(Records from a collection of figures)
□ □ □ □
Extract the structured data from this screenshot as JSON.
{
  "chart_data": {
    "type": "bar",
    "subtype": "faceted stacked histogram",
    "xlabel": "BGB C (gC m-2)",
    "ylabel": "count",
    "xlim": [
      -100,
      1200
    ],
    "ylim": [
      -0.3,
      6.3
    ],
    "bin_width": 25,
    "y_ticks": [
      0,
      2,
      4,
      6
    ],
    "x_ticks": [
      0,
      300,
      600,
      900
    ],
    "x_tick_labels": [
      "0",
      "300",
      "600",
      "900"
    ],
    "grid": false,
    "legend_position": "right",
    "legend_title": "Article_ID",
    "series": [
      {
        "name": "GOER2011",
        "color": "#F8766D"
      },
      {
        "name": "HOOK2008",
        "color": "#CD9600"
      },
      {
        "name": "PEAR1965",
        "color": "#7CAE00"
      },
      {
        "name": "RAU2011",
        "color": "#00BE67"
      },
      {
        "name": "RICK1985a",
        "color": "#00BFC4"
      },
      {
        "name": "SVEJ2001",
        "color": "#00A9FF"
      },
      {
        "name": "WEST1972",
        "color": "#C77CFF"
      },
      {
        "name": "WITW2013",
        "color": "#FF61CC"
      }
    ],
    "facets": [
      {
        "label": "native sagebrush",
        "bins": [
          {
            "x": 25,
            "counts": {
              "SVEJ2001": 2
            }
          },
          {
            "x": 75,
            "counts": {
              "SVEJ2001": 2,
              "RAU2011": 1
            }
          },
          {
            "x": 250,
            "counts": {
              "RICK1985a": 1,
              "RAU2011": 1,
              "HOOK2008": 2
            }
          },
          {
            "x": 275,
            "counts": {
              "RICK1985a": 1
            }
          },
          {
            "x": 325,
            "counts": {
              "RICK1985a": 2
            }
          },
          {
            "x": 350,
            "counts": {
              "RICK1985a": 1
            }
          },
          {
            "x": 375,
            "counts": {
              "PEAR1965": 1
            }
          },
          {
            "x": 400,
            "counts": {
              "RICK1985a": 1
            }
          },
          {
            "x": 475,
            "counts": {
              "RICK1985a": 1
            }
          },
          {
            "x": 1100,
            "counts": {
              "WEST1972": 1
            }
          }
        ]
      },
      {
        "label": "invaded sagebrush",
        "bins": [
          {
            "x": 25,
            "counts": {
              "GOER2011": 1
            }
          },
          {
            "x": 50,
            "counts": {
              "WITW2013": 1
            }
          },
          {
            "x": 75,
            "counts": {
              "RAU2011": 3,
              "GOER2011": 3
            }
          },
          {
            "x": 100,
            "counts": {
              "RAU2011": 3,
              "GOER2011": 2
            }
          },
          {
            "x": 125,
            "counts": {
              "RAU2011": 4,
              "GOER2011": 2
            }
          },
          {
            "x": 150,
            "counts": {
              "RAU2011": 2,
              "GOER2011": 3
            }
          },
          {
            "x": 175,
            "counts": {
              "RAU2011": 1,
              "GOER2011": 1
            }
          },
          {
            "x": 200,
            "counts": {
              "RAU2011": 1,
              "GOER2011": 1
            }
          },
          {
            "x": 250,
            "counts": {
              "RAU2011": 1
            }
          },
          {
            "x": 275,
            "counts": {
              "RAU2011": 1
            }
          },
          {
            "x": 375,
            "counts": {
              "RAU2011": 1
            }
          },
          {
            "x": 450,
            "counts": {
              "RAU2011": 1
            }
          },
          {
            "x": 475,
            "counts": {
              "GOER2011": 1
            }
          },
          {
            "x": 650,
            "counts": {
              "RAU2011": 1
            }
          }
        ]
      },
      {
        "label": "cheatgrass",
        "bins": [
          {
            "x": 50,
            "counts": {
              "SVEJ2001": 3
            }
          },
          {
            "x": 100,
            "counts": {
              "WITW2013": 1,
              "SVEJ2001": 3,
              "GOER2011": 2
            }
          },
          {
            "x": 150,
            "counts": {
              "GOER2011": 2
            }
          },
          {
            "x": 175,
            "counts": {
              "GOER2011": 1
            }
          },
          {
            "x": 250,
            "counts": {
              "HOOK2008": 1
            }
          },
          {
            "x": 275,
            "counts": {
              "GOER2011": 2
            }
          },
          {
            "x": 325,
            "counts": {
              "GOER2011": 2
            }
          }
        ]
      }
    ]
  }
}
□ □ □ □
From the listing above, collect every line that mentions the word "color".

## Completed exercise
        "color": "#F8766D"
        "color": "#CD9600"
        "color": "#7CAE00"
        "color": "#00BE67"
        "color": "#00BFC4"
        "color": "#00A9FF"
        "color": "#C77CFF"
        "color": "#FF61CC"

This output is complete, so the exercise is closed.